> [Given task] Repeat each record below exactly as given.

> [Given data]
■ ■ ■ ■
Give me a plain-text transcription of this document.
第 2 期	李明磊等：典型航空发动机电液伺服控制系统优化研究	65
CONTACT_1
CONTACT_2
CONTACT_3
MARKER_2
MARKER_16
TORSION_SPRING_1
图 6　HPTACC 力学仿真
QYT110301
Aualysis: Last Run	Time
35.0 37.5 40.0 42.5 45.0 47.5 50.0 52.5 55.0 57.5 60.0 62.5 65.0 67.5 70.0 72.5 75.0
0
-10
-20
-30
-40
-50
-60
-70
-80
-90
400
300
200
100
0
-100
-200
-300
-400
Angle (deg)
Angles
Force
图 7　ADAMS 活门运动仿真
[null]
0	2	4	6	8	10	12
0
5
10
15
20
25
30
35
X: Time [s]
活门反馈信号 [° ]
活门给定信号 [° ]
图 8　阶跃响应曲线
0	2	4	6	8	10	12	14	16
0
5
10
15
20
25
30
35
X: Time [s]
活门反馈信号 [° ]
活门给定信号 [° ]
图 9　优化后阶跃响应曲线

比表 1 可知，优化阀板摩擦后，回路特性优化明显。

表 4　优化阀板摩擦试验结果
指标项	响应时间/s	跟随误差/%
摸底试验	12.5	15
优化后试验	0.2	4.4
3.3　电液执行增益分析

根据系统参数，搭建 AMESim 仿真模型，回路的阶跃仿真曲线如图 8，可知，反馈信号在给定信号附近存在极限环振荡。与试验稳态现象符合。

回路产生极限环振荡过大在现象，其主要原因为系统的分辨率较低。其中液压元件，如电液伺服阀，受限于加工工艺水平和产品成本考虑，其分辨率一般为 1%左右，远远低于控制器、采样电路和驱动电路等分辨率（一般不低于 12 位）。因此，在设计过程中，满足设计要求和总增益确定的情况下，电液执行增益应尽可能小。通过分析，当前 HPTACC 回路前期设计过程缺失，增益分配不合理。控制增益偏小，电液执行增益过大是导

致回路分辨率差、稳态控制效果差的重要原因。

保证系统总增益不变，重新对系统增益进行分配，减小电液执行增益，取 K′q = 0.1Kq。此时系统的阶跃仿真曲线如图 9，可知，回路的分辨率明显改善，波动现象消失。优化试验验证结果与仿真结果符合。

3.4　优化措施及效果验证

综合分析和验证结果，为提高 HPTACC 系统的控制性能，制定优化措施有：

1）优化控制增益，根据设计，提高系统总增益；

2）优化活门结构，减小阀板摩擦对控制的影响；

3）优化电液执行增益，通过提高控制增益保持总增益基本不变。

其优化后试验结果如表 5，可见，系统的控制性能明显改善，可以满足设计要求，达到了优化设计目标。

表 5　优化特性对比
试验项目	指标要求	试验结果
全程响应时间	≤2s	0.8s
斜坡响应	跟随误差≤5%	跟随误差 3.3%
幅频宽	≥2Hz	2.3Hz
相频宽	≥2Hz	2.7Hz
■ ■ ■ ■
> [Written response]
Give me a plain-text transcription of this document.
第 2 期	李明磊等：典型航空发动机电液伺服控制系统优化研究	65
CONTACT_1
CONTACT_2
CONTACT_3
MARKER_2
MARKER_16
TORSION_SPRING_1
图 6　HPTACC 力学仿真
QYT110301
Aualysis: Last Run	Time
35.0 37.5 40.0 42.5 45.0 47.5 50.0 52.5 55.0 57.5 60.0 62.5 65.0 67.5 70.0 72.5 75.0
0
-10
-20
-30
-40
-50
-60
-70
-80
-90
400
300
200
100
0
-100
-200
-300
-400
Angle (deg)
Angles
Force
图 7　ADAMS 活门运动仿真
[null]
0	2	4	6	8	10	12
0
5
10
15
20
25
30
35
X: Time [s]
活门反馈信号 [° ]
活门给定信号 [° ]
图 8　阶跃响应曲线
0	2	4	6	8	10	12	14	16
0
5
10
15
20
25
30
35
X: Time [s]
活门反馈信号 [° ]
活门给定信号 [° ]
图 9　优化后阶跃响应曲线

比表 1 可知，优化阀板摩擦后，回路特性优化明显。

表 4　优化阀板摩擦试验结果
指标项	响应时间/s	跟随误差/%
摸底试验	12.5	15
优化后试验	0.2	4.4
3.3　电液执行增益分析

根据系统参数，搭建 AMESim 仿真模型，回路的阶跃仿真曲线如图 8，可知，反馈信号在给定信号附近存在极限环振荡。与试验稳态现象符合。

回路产生极限环振荡过大在现象，其主要原因为系统的分辨率较低。其中液压元件，如电液伺服阀，受限于加工工艺水平和产品成本考虑，其分辨率一般为 1%左右，远远低于控制器、采样电路和驱动电路等分辨率（一般不低于 12 位）。因此，在设计过程中，满足设计要求和总增益确定的情况下，电液执行增益应尽可能小。通过分析，当前 HPTACC 回路前期设计过程缺失，增益分配不合理。控制增益偏小，电液执行增益过大是导

致回路分辨率差、稳态控制效果差的重要原因。

保证系统总增益不变，重新对系统增益进行分配，减小电液执行增益，取 K′q = 0.1Kq。此时系统的阶跃仿真曲线如图 9，可知，回路的分辨率明显改善，波动现象消失。优化试验验证结果与仿真结果符合。

3.4　优化措施及效果验证

综合分析和验证结果，为提高 HPTACC 系统的控制性能，制定优化措施有：

1）优化控制增益，根据设计，提高系统总增益；

2）优化活门结构，减小阀板摩擦对控制的影响；

3）优化电液执行增益，通过提高控制增益保持总增益基本不变。

其优化后试验结果如表 5，可见，系统的控制性能明显改善，可以满足设计要求，达到了优化设计目标。

表 5　优化特性对比
试验项目	指标要求	试验结果
全程响应时间	≤2s	0.8s
斜坡响应	跟随误差≤5%	跟随误差 3.3%
幅频宽	≥2Hz	2.3Hz
相频宽	≥2Hz	2.7Hz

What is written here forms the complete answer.